* DATA ROWS
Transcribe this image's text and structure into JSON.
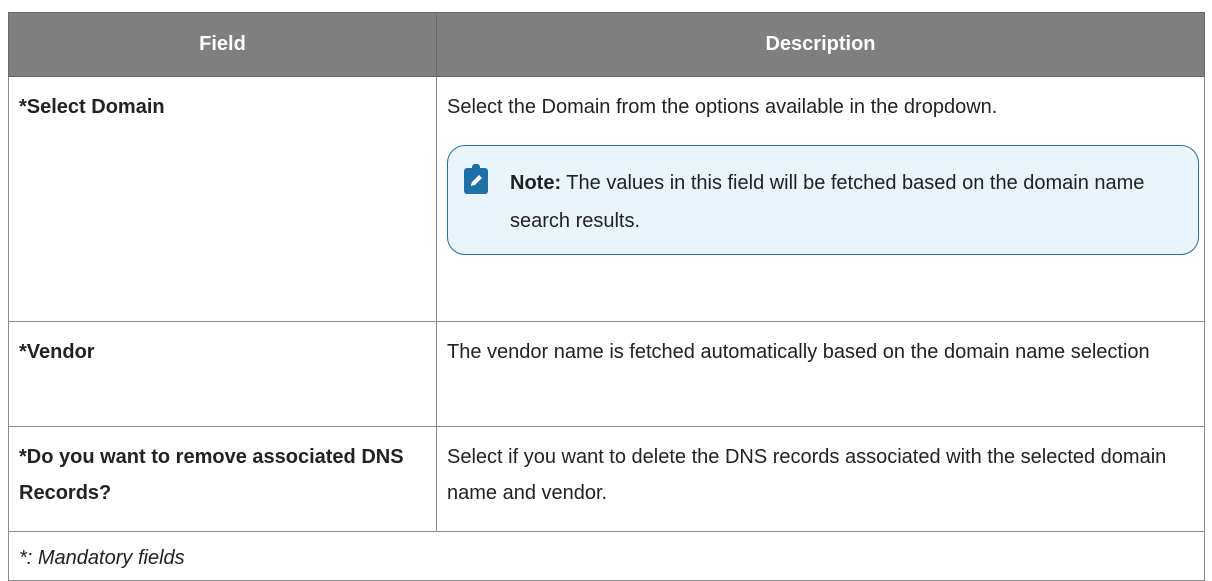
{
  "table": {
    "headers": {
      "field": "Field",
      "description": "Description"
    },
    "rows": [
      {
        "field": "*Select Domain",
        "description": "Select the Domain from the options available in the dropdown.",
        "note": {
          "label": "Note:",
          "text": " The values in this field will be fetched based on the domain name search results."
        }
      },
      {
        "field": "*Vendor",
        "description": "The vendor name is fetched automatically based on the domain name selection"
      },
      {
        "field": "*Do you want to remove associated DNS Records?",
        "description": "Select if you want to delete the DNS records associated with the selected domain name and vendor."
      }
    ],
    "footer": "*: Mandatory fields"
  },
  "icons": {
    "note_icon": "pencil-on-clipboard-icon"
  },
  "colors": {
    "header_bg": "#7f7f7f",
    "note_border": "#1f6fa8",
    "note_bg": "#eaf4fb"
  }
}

* WHAT THE TASK ASKS
All of the entries need to be transcribed word for word; pictures are left out.

* EXERCISE SOLUTION
Transcribe this image's text and structure into JSON.
{
  "table": {
    "headers": {
      "field": "Field",
      "description": "Description"
    },
    "rows": [
      {
        "field": "*Select Domain",
        "description": "Select the Domain from the options available in the dropdown.",
        "note": {
          "label": "Note:",
          "text": " The values in this field will be fetched based on the domain name search results."
        }
      },
      {
        "field": "*Vendor",
        "description": "The vendor name is fetched automatically based on the domain name selection"
      },
      {
        "field": "*Do you want to remove associated DNS Records?",
        "description": "Select if you want to delete the DNS records associated with the selected domain name and vendor."
      }
    ],
    "footer": "*: Mandatory fields"
  },
  "icons": {
    "note_icon": "pencil-on-clipboard-icon"
  },
  "colors": {
    "header_bg": "#7f7f7f",
    "note_border": "#1f6fa8",
    "note_bg": "#eaf4fb"
  }
}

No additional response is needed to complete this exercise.